Data entries
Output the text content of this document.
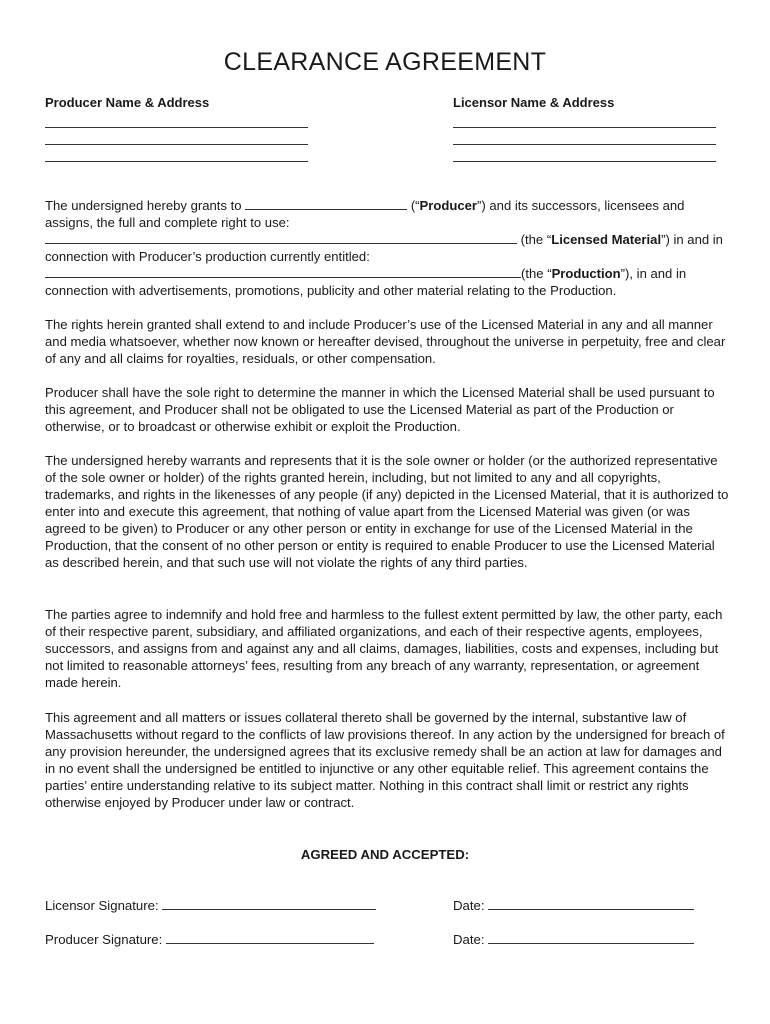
CLEARANCE AGREEMENT
Producer Name & Address	Licensor Name & Address

The undersigned hereby grants to	(“Producer”) and its successors, licensees and assigns, the full and complete right to use:
(the “Licensed Material”) in and in connection with Producer’s production currently entitled:
(the “Production”), in and in connection with advertisements, promotions, publicity and other material relating to the Production.

The rights herein granted shall extend to and include Producer’s use of the Licensed Material in any and all manner and media whatsoever, whether now known or hereafter devised, throughout the universe in perpetuity, free and clear of any and all claims for royalties, residuals, or other compensation.
Producer shall have the sole right to determine the manner in which the Licensed Material shall be used pursuant to this agreement, and Producer shall not be obligated to use the Licensed Material as part of the Production or otherwise, or to broadcast or otherwise exhibit or exploit the Production.
The undersigned hereby warrants and represents that it is the sole owner or holder (or the authorized representative of the sole owner or holder) of the rights granted herein, including, but not limited to any and all copyrights, trademarks, and rights in the likenesses of any people (if any) depicted in the Licensed Material, that it is authorized to enter into and execute this agreement, that nothing of value apart from the Licensed Material was given (or was agreed to be given) to Producer or any other person or entity in exchange for use of the Licensed Material in the Production, that the consent of no other person or entity is required to enable Producer to use the Licensed Material as described herein, and that such use will not violate the rights of any third parties.
The parties agree to indemnify and hold free and harmless to the fullest extent permitted by law, the other party, each of their respective parent, subsidiary, and affiliated organizations, and each of their respective agents, employees, successors, and assigns from and against any and all claims, damages, liabilities, costs and expenses, including but not limited to reasonable attorneys’ fees, resulting from any breach of any warranty, representation, or agreement made herein.
This agreement and all matters or issues collateral thereto shall be governed by the internal, substantive law of Massachusetts without regard to the conflicts of law provisions thereof. In any action by the undersigned for breach of any provision hereunder, the undersigned agrees that its exclusive remedy shall be an action at law for damages and in no event shall the undersigned be entitled to injunctive or any other equitable relief. This agreement contains the parties’ entire understanding relative to its subject matter. Nothing in this contract shall limit or restrict any rights otherwise enjoyed by Producer under law or contract.
AGREED AND ACCEPTED:
Licensor Signature:	Date:
Producer Signature:	Date:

Written instruction
Look through the lines above and collect those with the word "Licensor".

Written answer
Producer Name & Address	Licensor Name & Address
Licensor Signature:	Date:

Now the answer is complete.